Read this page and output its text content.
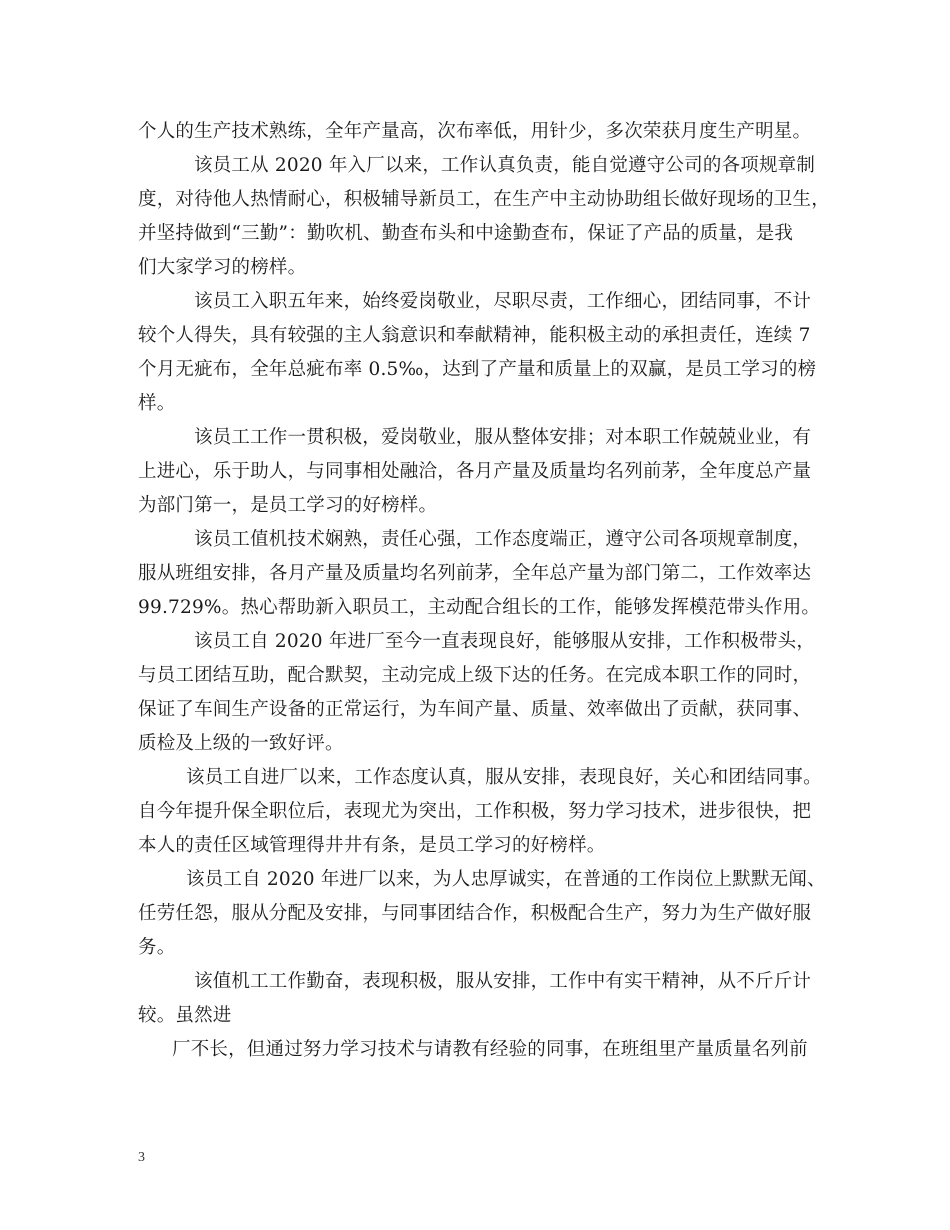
个人的生产技术熟练，全年产量高，次布率低，用针少，多次荣获月度生产明星。
该员工从 2020 年入厂以来，工作认真负责，能自觉遵守公司的各项规章制
度，对待他人热情耐心，积极辅导新员工，在生产中主动协助组长做好现场的卫生，
并坚持做到“三勤”：勤吹机、勤查布头和中途勤查布，保证了产品的质量，是我
们大家学习的榜样。
该员工入职五年来，始终爱岗敬业，尽职尽责，工作细心，团结同事，不计
较个人得失，具有较强的主人翁意识和奉献精神，能积极主动的承担责任，连续 7
个月无疵布，全年总疵布率 0.5‰，达到了产量和质量上的双赢，是员工学习的榜
样。
该员工工作一贯积极，爱岗敬业，服从整体安排；对本职工作兢兢业业，有
上进心，乐于助人，与同事相处融洽，各月产量及质量均名列前茅，全年度总产量
为部门第一，是员工学习的好榜样。
该员工值机技术娴熟，责任心强，工作态度端正，遵守公司各项规章制度，
服从班组安排，各月产量及质量均名列前茅，全年总产量为部门第二，工作效率达
99.729%。热心帮助新入职员工，主动配合组长的工作，能够发挥模范带头作用。
该员工自 2020 年进厂至今一直表现良好，能够服从安排，工作积极带头，
与员工团结互助，配合默契，主动完成上级下达的任务。在完成本职工作的同时，
保证了车间生产设备的正常运行，为车间产量、质量、效率做出了贡献，获同事、
质检及上级的一致好评。
该员工自进厂以来，工作态度认真，服从安排，表现良好，关心和团结同事。
自今年提升保全职位后，表现尤为突出，工作积极，努力学习技术，进步很快，把
本人的责任区域管理得井井有条，是员工学习的好榜样。
该员工自 2020 年进厂以来，为人忠厚诚实，在普通的工作岗位上默默无闻、
任劳任怨，服从分配及安排，与同事团结合作，积极配合生产，努力为生产做好服
务。
该值机工工作勤奋，表现积极，服从安排，工作中有实干精神，从不斤斤计
较。虽然进
厂不长，但通过努力学习技术与请教有经验的同事，在班组里产量质量名列前
3
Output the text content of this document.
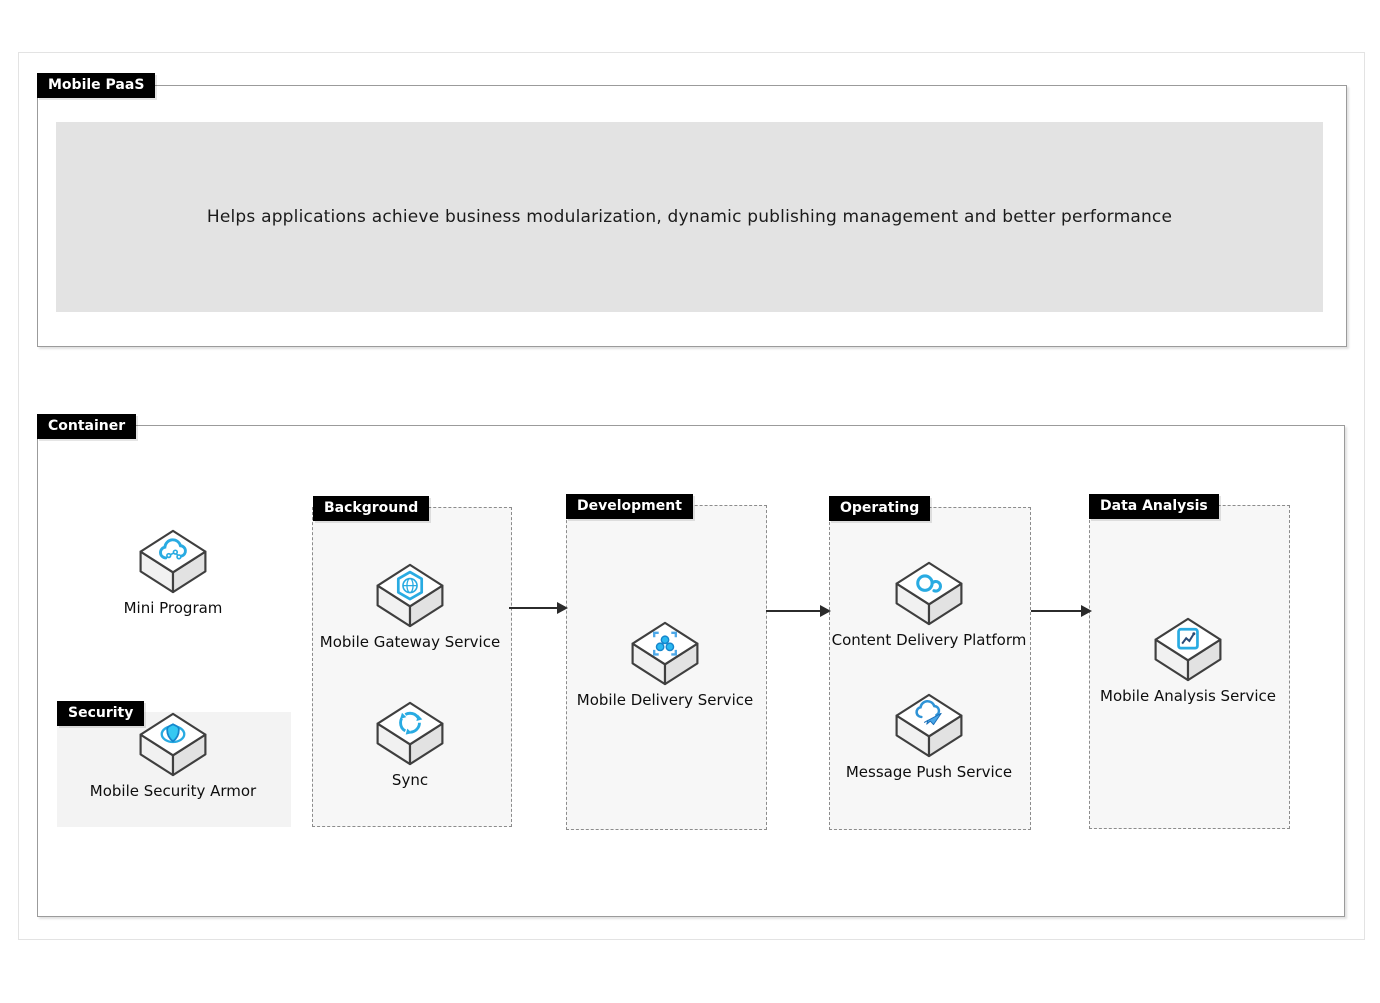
Mobile PaaS
Helps applications achieve business modularization, dynamic publishing management and better performance
Container
Security
Background	Development	Operating	Data Analysis
Mini Program
Mobile Security Armor
Mobile Gateway Service
Sync
Mobile Delivery Service
Content Delivery Platform
Message Push Service
Mobile Analysis Service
═══
■ Written request: Copy every line of the entries above in which "text" occurs.

■ Response below:
Read this page and output its text content.
Output the text content of this document.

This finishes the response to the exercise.